**Description of the task**
Leave out any pictures and transcribe all other data below exactly.
--- begin ---
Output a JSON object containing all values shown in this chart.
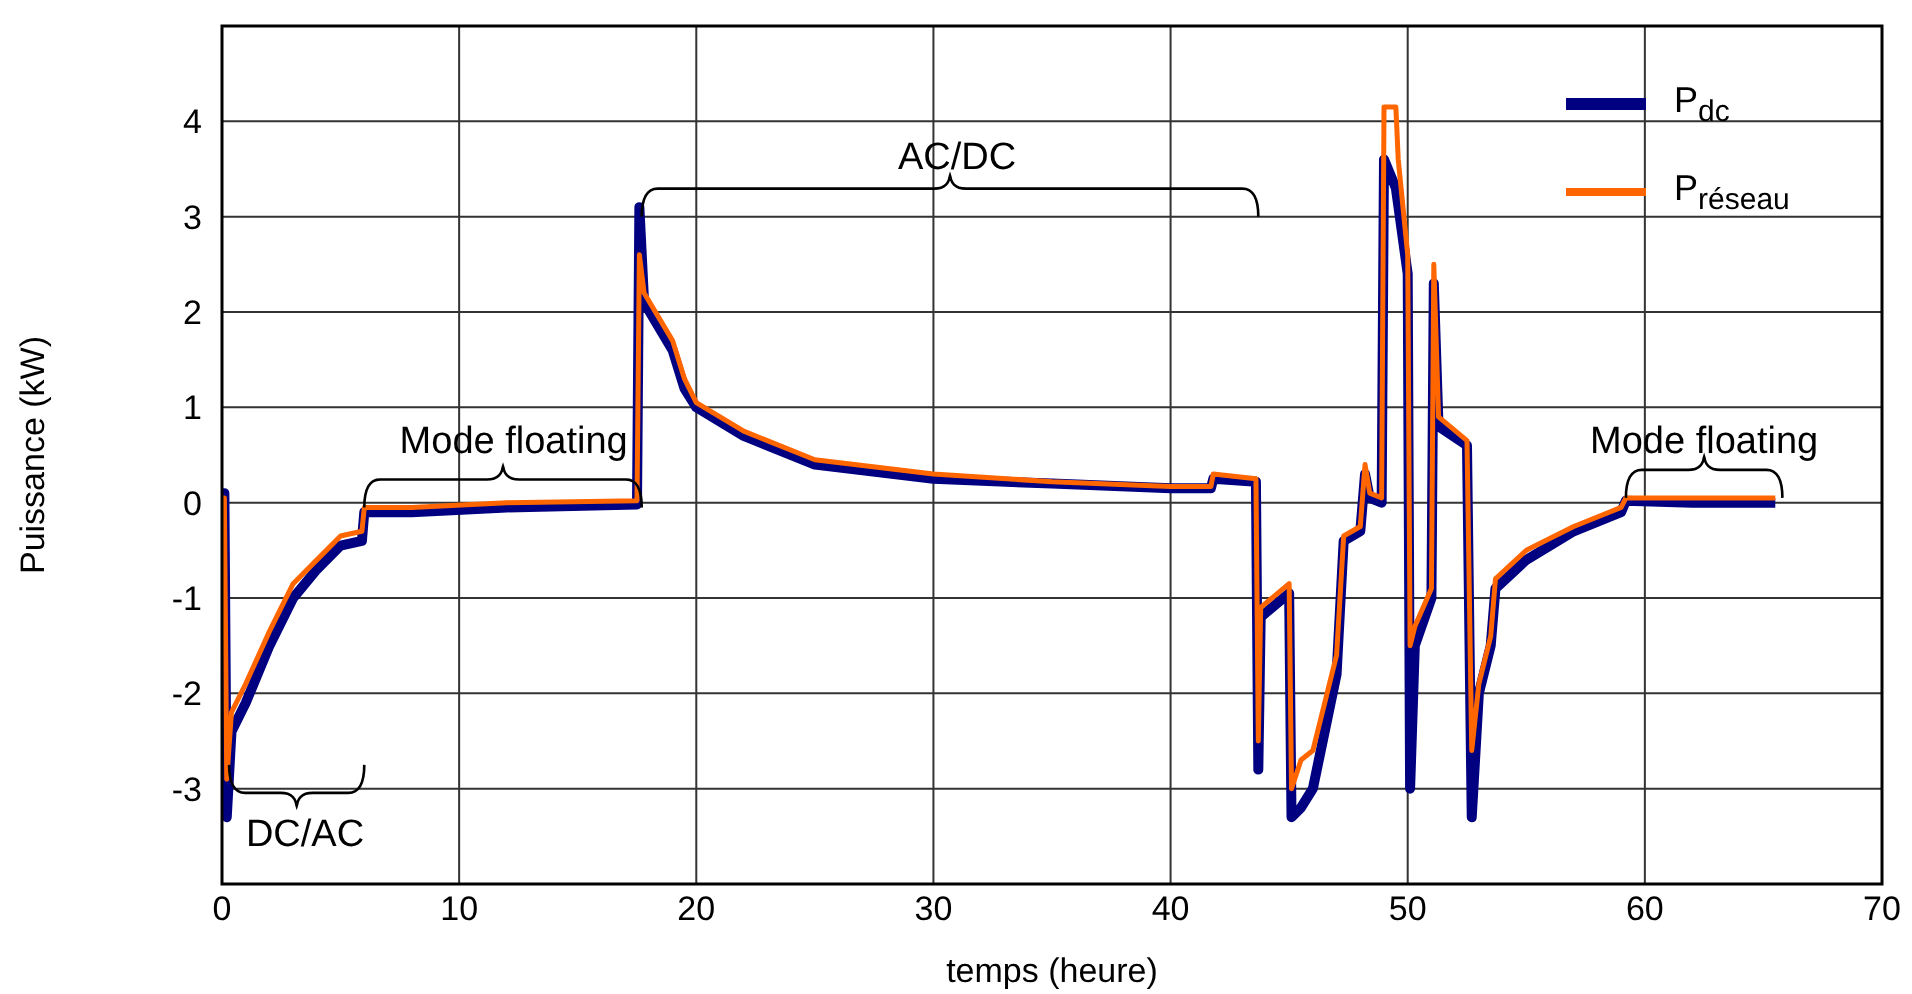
{
  "chart_data": {
    "type": "line",
    "xlabel": "temps (heure)",
    "ylabel": "Puissance (kW)",
    "xlim": [
      0,
      70
    ],
    "xticks": [
      0,
      10,
      20,
      30,
      40,
      50,
      60,
      70
    ],
    "ylim": [
      -4,
      5
    ],
    "yticks": [
      -3,
      -2,
      -1,
      0,
      1,
      2,
      3,
      4
    ],
    "grid": true,
    "legend": "top right",
    "line_style": "solid",
    "marker": "none",
    "series": [
      {
        "name": "P$_{dc}$",
        "color": "#000080",
        "x": [
          0,
          0.1,
          0.2,
          0.4,
          1,
          2,
          3,
          4,
          5,
          5.9,
          6,
          8,
          12,
          17.5,
          17.6,
          17.8,
          19,
          19.5,
          20,
          22,
          25,
          30,
          35,
          40,
          41.7,
          41.8,
          43.6,
          43.7,
          43.8,
          45,
          45.1,
          45.5,
          46,
          47,
          47.3,
          48,
          48.2,
          48.4,
          48.9,
          49,
          49.5,
          50,
          50.1,
          50.3,
          51,
          51.1,
          51.3,
          52.5,
          52.7,
          53,
          53.5,
          53.7,
          55,
          57,
          59,
          59.2,
          62,
          65.5
        ],
        "values": [
          0.1,
          0.1,
          -3.3,
          -2.4,
          -2.1,
          -1.5,
          -1.0,
          -0.7,
          -0.45,
          -0.4,
          -0.1,
          -0.1,
          -0.05,
          -0.02,
          3.1,
          2.1,
          1.6,
          1.2,
          1.0,
          0.7,
          0.4,
          0.25,
          0.2,
          0.15,
          0.15,
          0.25,
          0.22,
          -2.8,
          -1.2,
          -0.95,
          -3.3,
          -3.2,
          -3.0,
          -1.8,
          -0.4,
          -0.3,
          0.3,
          0.05,
          0.0,
          3.6,
          3.3,
          2.4,
          -3.0,
          -1.5,
          -1.0,
          2.3,
          0.8,
          0.6,
          -3.3,
          -2.0,
          -1.5,
          -0.9,
          -0.6,
          -0.3,
          -0.1,
          0.02,
          0.0,
          0.0
        ]
      },
      {
        "name": "P$_{réseau}$",
        "color": "#ff6600",
        "x": [
          0,
          0.1,
          0.2,
          0.4,
          1,
          2,
          3,
          4,
          5,
          5.9,
          6,
          8,
          12,
          17.5,
          17.6,
          17.8,
          19,
          19.5,
          20,
          22,
          25,
          30,
          35,
          40,
          41.7,
          41.8,
          43.6,
          43.7,
          43.8,
          45,
          45.1,
          45.5,
          46,
          47,
          47.3,
          48,
          48.2,
          48.4,
          48.9,
          49,
          49.5,
          49.6,
          50,
          50.1,
          50.3,
          51,
          51.1,
          51.3,
          52.5,
          52.7,
          53,
          53.5,
          53.7,
          55,
          57,
          59,
          59.2,
          62,
          65.5
        ],
        "values": [
          0.05,
          0.05,
          -2.9,
          -2.2,
          -1.9,
          -1.35,
          -0.85,
          -0.6,
          -0.35,
          -0.3,
          -0.05,
          -0.05,
          0.0,
          0.02,
          2.6,
          2.2,
          1.7,
          1.3,
          1.05,
          0.75,
          0.45,
          0.3,
          0.22,
          0.17,
          0.17,
          0.3,
          0.25,
          -2.5,
          -1.1,
          -0.85,
          -3.0,
          -2.7,
          -2.6,
          -1.6,
          -0.35,
          -0.25,
          0.4,
          0.1,
          0.05,
          4.15,
          4.15,
          3.6,
          2.6,
          -1.5,
          -1.3,
          -0.9,
          2.5,
          0.9,
          0.65,
          -2.6,
          -1.9,
          -1.4,
          -0.8,
          -0.5,
          -0.25,
          -0.05,
          0.05,
          0.05,
          0.05
        ]
      }
    ],
    "annotations": [
      "DC/AC",
      "Mode floating",
      "AC/DC",
      "Mode floating"
    ]
  }
}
--- end ---
**Problem solution**
Output a JSON object containing all values shown in this chart.
{
  "chart_data": {
    "type": "line",
    "xlabel": "temps (heure)",
    "ylabel": "Puissance (kW)",
    "xlim": [
      0,
      70
    ],
    "xticks": [
      0,
      10,
      20,
      30,
      40,
      50,
      60,
      70
    ],
    "ylim": [
      -4,
      5
    ],
    "yticks": [
      -3,
      -2,
      -1,
      0,
      1,
      2,
      3,
      4
    ],
    "grid": true,
    "legend": "top right",
    "line_style": "solid",
    "marker": "none",
    "series": [
      {
        "name": "P$_{dc}$",
        "color": "#000080",
        "x": [
          0,
          0.1,
          0.2,
          0.4,
          1,
          2,
          3,
          4,
          5,
          5.9,
          6,
          8,
          12,
          17.5,
          17.6,
          17.8,
          19,
          19.5,
          20,
          22,
          25,
          30,
          35,
          40,
          41.7,
          41.8,
          43.6,
          43.7,
          43.8,
          45,
          45.1,
          45.5,
          46,
          47,
          47.3,
          48,
          48.2,
          48.4,
          48.9,
          49,
          49.5,
          50,
          50.1,
          50.3,
          51,
          51.1,
          51.3,
          52.5,
          52.7,
          53,
          53.5,
          53.7,
          55,
          57,
          59,
          59.2,
          62,
          65.5
        ],
        "values": [
          0.1,
          0.1,
          -3.3,
          -2.4,
          -2.1,
          -1.5,
          -1.0,
          -0.7,
          -0.45,
          -0.4,
          -0.1,
          -0.1,
          -0.05,
          -0.02,
          3.1,
          2.1,
          1.6,
          1.2,
          1.0,
          0.7,
          0.4,
          0.25,
          0.2,
          0.15,
          0.15,
          0.25,
          0.22,
          -2.8,
          -1.2,
          -0.95,
          -3.3,
          -3.2,
          -3.0,
          -1.8,
          -0.4,
          -0.3,
          0.3,
          0.05,
          0.0,
          3.6,
          3.3,
          2.4,
          -3.0,
          -1.5,
          -1.0,
          2.3,
          0.8,
          0.6,
          -3.3,
          -2.0,
          -1.5,
          -0.9,
          -0.6,
          -0.3,
          -0.1,
          0.02,
          0.0,
          0.0
        ]
      },
      {
        "name": "P$_{réseau}$",
        "color": "#ff6600",
        "x": [
          0,
          0.1,
          0.2,
          0.4,
          1,
          2,
          3,
          4,
          5,
          5.9,
          6,
          8,
          12,
          17.5,
          17.6,
          17.8,
          19,
          19.5,
          20,
          22,
          25,
          30,
          35,
          40,
          41.7,
          41.8,
          43.6,
          43.7,
          43.8,
          45,
          45.1,
          45.5,
          46,
          47,
          47.3,
          48,
          48.2,
          48.4,
          48.9,
          49,
          49.5,
          49.6,
          50,
          50.1,
          50.3,
          51,
          51.1,
          51.3,
          52.5,
          52.7,
          53,
          53.5,
          53.7,
          55,
          57,
          59,
          59.2,
          62,
          65.5
        ],
        "values": [
          0.05,
          0.05,
          -2.9,
          -2.2,
          -1.9,
          -1.35,
          -0.85,
          -0.6,
          -0.35,
          -0.3,
          -0.05,
          -0.05,
          0.0,
          0.02,
          2.6,
          2.2,
          1.7,
          1.3,
          1.05,
          0.75,
          0.45,
          0.3,
          0.22,
          0.17,
          0.17,
          0.3,
          0.25,
          -2.5,
          -1.1,
          -0.85,
          -3.0,
          -2.7,
          -2.6,
          -1.6,
          -0.35,
          -0.25,
          0.4,
          0.1,
          0.05,
          4.15,
          4.15,
          3.6,
          2.6,
          -1.5,
          -1.3,
          -0.9,
          2.5,
          0.9,
          0.65,
          -2.6,
          -1.9,
          -1.4,
          -0.8,
          -0.5,
          -0.25,
          -0.05,
          0.05,
          0.05,
          0.05
        ]
      }
    ],
    "annotations": [
      "DC/AC",
      "Mode floating",
      "AC/DC",
      "Mode floating"
    ]
  }
}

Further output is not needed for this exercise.